**Texto facilitado**
· · · · ·

Aún quedan vagos recuerdos de los festejos taurinos que se celebraban en el “Patio de Vacas”, en el entorno privilegiado que ofrecía aquel Palacio, ya decadente, pero que todavía guardaba su encanto. En ocasiones “La Chata” presidía esas singulares corridas en la que los mozos ponían a prueba su valor emulando el arte legendario de “Cúchares”… Mucho disfrutaba la Infanta de las Fiestas y no era extraño que, algunas noches, rehusara a sus rígidos protocolos y se acercara hasta las verbenas para bailar con tan aguerridos toreros. El alba esperaba la luz del nuevo siglo XX.

Con el implacable paso de los años, nuestro querido Palacio quedó sumido en el más profundo de los olvidos y se encaminó hacia un proceso de deterioro irremisible. Mientras se desmoronaban sus regios muros, la Asociación que presidía las Fiestas estimó necesario el traslado del coso taurino. Entonces la plaza del pueblo se tornó en la elegida como nueva ubicación y se erigió en el centro neurálgico de casi todas las actividades desarrolladas durante los festejos. La concesión de latas por parte de Patrimonio Real permitía construir el ruedo, los carros de los carreteros ejercían la función de gradas… Las Fiestas mantenían su carisma y cada vez arraigaban con más fuerza entre los vecinos de Valsaín.

Hasta que el grave conflicto que enfrentó a los españoles rompió la armonía del pueblo y enmudecieron sus festejos. El Estado de Guerra se adueñó del entorno y sus Fiestas durmieron durante un largo periodo. En los vecinos quedaban remembranzas de los buenos momentos y la esperanza en el retorno de su celebración añorada.

Corría 1940 cuando un nutrido grupo de jóvenes se propuso recuperar las viejas tradiciones. Ignoraban cómo respondería el pueblo, pues la situación económica –y la moral tras la dolorosa Contienda- era precaria en extremo. Sin embargo el éxito desbordó a los propios organizadores. Tan sólo dos días –que pocos años después se convertirían en cuatro- en un desnudo programa, pero que se desarrollaron con una ilusión inusitada. La Fiesta despertó del obligado letargo en el que nunca más volvería a caer. La Sociedad de Festejos resurgió de sus cenizas, se aprobaron nuevos estatutos, se organizó la renovación de cargos directivos, y cada cual asumió como propia la necesidad de colaborar con tan importante acontecimiento. Regresaban las Fiestas con nuevos bríos, para enraizar con solidez en los más profundos sentimientos.

· · · · ·

**Listado de datos**
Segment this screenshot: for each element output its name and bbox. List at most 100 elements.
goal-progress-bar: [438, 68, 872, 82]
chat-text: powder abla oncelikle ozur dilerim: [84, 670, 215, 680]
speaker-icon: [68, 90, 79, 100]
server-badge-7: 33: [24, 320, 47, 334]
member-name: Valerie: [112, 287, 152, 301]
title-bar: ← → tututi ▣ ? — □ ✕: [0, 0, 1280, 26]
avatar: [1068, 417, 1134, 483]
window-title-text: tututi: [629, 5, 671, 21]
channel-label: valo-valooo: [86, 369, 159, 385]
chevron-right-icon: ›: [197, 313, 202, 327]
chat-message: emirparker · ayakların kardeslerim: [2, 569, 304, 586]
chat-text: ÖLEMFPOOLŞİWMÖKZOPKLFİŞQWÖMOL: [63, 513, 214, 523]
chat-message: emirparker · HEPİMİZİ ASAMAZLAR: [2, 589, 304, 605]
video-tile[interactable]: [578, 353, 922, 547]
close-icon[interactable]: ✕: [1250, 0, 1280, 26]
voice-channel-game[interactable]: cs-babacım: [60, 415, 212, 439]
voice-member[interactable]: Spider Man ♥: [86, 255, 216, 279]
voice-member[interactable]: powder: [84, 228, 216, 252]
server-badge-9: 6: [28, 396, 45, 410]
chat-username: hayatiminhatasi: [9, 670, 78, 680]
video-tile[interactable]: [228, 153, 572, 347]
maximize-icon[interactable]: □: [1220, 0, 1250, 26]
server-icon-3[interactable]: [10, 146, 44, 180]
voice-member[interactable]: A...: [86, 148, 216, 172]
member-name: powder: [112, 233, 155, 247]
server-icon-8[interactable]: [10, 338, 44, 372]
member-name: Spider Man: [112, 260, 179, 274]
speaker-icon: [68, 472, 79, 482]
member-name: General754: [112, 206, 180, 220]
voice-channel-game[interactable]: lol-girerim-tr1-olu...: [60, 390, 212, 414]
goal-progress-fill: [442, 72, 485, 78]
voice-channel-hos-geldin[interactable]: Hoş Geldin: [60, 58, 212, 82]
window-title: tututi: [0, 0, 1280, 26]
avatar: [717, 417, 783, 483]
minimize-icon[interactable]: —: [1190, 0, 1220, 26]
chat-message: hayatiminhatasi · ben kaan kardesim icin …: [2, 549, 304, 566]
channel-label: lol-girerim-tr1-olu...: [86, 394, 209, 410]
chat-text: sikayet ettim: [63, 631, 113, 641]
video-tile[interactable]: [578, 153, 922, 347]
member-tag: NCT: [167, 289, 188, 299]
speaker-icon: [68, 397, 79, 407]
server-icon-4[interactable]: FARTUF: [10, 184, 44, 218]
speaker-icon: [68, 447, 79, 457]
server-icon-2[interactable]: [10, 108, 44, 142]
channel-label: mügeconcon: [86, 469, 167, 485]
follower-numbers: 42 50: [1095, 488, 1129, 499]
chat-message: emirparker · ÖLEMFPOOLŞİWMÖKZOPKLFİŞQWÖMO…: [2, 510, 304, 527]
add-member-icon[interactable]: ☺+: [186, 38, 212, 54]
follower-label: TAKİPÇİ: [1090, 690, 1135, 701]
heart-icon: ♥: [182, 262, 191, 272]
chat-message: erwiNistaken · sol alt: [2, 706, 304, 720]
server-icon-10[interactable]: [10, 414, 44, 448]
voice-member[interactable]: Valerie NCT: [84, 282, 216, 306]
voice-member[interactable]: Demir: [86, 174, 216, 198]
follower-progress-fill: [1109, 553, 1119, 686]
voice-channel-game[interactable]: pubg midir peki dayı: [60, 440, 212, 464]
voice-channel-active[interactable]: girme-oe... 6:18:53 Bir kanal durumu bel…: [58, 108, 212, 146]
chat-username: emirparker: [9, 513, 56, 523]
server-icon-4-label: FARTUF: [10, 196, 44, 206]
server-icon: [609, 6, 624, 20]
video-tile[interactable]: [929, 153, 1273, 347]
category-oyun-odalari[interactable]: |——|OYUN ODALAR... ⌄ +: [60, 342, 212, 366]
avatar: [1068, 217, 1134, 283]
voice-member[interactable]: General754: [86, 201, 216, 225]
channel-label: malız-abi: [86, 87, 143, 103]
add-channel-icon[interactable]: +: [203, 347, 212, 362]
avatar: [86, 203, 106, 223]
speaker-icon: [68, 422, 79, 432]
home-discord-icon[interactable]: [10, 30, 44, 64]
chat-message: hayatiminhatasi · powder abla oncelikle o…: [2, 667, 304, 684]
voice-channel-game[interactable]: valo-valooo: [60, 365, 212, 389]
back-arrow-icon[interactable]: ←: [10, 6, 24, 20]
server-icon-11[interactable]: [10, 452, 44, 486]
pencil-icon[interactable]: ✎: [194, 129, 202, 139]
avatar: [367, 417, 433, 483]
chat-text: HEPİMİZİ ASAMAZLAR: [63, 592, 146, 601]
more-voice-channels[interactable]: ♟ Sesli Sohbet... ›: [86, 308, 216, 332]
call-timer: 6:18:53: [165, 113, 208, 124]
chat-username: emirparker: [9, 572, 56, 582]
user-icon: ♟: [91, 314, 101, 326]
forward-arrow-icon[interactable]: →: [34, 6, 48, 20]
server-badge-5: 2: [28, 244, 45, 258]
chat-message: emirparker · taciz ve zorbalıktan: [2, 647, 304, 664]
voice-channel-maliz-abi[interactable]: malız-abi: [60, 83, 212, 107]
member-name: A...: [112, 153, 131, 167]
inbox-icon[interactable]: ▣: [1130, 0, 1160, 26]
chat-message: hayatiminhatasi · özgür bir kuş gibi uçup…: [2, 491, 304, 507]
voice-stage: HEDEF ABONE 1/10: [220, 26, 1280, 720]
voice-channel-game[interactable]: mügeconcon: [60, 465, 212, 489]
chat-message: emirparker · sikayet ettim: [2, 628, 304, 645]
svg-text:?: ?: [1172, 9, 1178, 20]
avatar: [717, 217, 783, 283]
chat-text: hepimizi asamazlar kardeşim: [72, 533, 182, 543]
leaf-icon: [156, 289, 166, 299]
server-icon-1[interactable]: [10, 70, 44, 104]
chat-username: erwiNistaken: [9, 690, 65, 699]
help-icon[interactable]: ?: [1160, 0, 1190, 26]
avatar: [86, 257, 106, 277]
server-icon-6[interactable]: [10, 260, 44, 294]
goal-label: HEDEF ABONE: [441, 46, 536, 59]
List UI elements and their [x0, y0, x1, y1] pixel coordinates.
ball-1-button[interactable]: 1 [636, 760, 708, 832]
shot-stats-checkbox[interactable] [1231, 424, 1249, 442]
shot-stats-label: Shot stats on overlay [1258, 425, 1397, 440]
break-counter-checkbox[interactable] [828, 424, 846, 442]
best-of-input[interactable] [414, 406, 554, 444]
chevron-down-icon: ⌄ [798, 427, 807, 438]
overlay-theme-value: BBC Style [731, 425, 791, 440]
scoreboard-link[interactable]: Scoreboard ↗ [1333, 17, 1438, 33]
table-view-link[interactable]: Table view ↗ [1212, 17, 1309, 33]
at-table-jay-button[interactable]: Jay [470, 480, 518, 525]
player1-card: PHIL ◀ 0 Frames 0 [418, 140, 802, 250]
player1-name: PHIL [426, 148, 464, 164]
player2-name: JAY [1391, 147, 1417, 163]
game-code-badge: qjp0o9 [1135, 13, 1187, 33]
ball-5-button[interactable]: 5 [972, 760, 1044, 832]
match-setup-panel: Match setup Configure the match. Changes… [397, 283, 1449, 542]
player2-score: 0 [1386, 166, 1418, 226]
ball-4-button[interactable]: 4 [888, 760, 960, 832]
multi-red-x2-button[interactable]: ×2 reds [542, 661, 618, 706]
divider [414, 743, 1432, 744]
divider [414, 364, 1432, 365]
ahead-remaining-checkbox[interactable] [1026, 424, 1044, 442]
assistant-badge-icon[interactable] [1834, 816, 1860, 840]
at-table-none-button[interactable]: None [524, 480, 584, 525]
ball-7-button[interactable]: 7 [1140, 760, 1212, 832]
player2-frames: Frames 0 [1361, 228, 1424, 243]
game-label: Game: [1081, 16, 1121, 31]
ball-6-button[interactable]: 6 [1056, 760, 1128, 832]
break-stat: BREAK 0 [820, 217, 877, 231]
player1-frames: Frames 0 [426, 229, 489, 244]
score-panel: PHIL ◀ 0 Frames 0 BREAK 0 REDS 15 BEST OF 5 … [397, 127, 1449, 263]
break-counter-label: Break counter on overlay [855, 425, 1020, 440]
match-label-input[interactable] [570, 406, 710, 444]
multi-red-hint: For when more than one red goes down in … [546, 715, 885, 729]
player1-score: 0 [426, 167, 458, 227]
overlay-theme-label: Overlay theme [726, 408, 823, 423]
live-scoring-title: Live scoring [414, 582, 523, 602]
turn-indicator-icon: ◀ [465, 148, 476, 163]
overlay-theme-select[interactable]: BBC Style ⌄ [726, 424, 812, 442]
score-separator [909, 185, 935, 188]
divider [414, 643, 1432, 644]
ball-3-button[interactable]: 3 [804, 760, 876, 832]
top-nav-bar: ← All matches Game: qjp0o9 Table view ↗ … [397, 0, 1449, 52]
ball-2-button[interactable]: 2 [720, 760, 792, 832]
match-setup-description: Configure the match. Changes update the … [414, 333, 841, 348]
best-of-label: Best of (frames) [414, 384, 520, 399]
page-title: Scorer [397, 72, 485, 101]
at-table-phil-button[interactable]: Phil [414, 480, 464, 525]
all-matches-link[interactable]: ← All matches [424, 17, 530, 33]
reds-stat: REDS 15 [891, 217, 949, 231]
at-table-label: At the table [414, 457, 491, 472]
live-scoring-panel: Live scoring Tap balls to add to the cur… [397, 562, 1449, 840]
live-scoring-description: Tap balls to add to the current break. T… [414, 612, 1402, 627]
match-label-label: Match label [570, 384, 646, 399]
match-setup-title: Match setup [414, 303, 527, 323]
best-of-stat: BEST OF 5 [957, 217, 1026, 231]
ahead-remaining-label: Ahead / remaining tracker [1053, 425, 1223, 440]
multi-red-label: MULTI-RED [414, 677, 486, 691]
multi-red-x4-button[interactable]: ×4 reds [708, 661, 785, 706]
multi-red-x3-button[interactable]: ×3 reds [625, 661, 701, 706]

· · · · ·

**Serie de ejercicios**
A. Según el texto facilitado sobre las fiestas de Valsaín, ¿en qué año se propuso un grupo de jóvenes recuperar las viejas tradiciones?
B. Copia sin cambios las filas del listado de datos, desde su comienzo hasta la fila que contiene "chevron-right-icon: ›: [197, 313, 202, 327]", con ambos extremos incluidos.

**Respuestas**
A. En 1940.

B.
Segment this screenshot: for each element output its name and bbox. List at most 100 elements.
goal-progress-bar: [438, 68, 872, 82]
chat-text: powder abla oncelikle ozur dilerim: [84, 670, 215, 680]
speaker-icon: [68, 90, 79, 100]
server-badge-7: 33: [24, 320, 47, 334]
member-name: Valerie: [112, 287, 152, 301]
title-bar: ← → tututi ▣ ? — □ ✕: [0, 0, 1280, 26]
avatar: [1068, 417, 1134, 483]
window-title-text: tututi: [629, 5, 671, 21]
channel-label: valo-valooo: [86, 369, 159, 385]
chevron-right-icon: ›: [197, 313, 202, 327]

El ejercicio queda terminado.